**Exercise details**
Repeat the listing exactly as given, omitting every image.

_ _ _ _ _

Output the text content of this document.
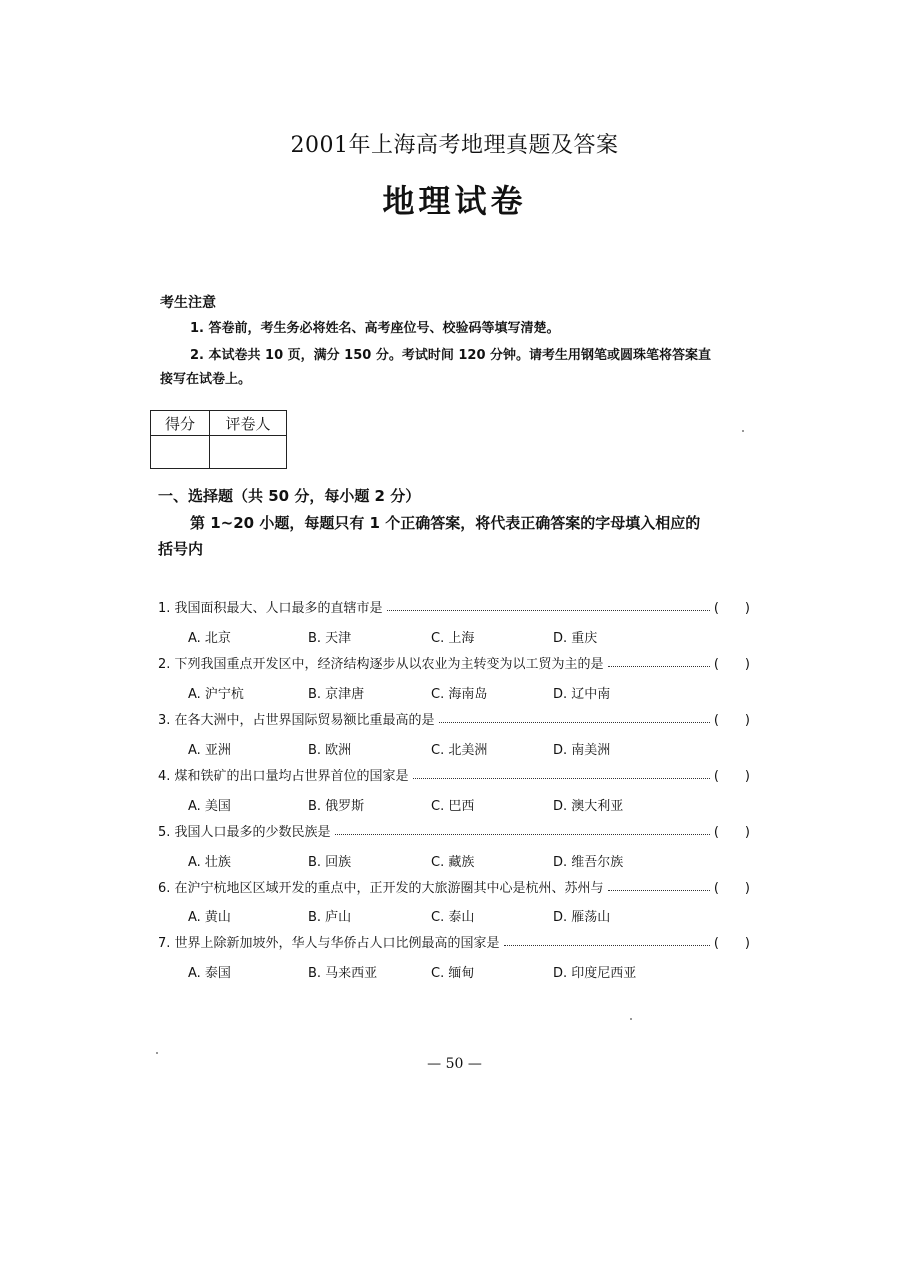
2001年上海高考地理真题及答案
地理试卷
考生注意
1. 答卷前，考生务必将姓名、高考座位号、校验码等填写清楚。
2. 本试卷共 10 页，满分 150 分。考试时间 120 分钟。请考生用钢笔或圆珠笔将答案直
接写在试卷上。
得分	评卷人

一、选择题（共 50 分，每小题 2 分）
第 1~20 小题，每题只有 1 个正确答案，将代表正确答案的字母填入相应的
括号内
1. 我国面积最大、人口最多的直辖市是	(　　)
A. 北京	B. 天津	C. 上海	D. 重庆
2. 下列我国重点开发区中，经济结构逐步从以农业为主转变为以工贸为主的是	(　　)
A. 沪宁杭	B. 京津唐	C. 海南岛	D. 辽中南
3. 在各大洲中，占世界国际贸易额比重最高的是	(　　)
A. 亚洲	B. 欧洲	C. 北美洲	D. 南美洲
4. 煤和铁矿的出口量均占世界首位的国家是	(　　)
A. 美国	B. 俄罗斯	C. 巴西	D. 澳大利亚
5. 我国人口最多的少数民族是	(　　)
A. 壮族	B. 回族	C. 藏族	D. 维吾尔族
6. 在沪宁杭地区区域开发的重点中，正开发的大旅游圈其中心是杭州、苏州与	(　　)
A. 黄山	B. 庐山	C. 泰山	D. 雁荡山
7. 世界上除新加坡外，华人与华侨占人口比例最高的国家是	(　　)
A. 泰国	B. 马来西亚	C. 缅甸	D. 印度尼西亚
— 50 —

_ _ _ _ _

**Written reply**
Output the text content of this document.
2001年上海高考地理真题及答案
地理试卷
考生注意
1. 答卷前，考生务必将姓名、高考座位号、校验码等填写清楚。
2. 本试卷共 10 页，满分 150 分。考试时间 120 分钟。请考生用钢笔或圆珠笔将答案直
接写在试卷上。
得分	评卷人

一、选择题（共 50 分，每小题 2 分）
第 1~20 小题，每题只有 1 个正确答案，将代表正确答案的字母填入相应的
括号内
1. 我国面积最大、人口最多的直辖市是	(　　)
A. 北京	B. 天津	C. 上海	D. 重庆
2. 下列我国重点开发区中，经济结构逐步从以农业为主转变为以工贸为主的是	(　　)
A. 沪宁杭	B. 京津唐	C. 海南岛	D. 辽中南
3. 在各大洲中，占世界国际贸易额比重最高的是	(　　)
A. 亚洲	B. 欧洲	C. 北美洲	D. 南美洲
4. 煤和铁矿的出口量均占世界首位的国家是	(　　)
A. 美国	B. 俄罗斯	C. 巴西	D. 澳大利亚
5. 我国人口最多的少数民族是	(　　)
A. 壮族	B. 回族	C. 藏族	D. 维吾尔族
6. 在沪宁杭地区区域开发的重点中，正开发的大旅游圈其中心是杭州、苏州与	(　　)
A. 黄山	B. 庐山	C. 泰山	D. 雁荡山
7. 世界上除新加坡外，华人与华侨占人口比例最高的国家是	(　　)
A. 泰国	B. 马来西亚	C. 缅甸	D. 印度尼西亚
— 50 —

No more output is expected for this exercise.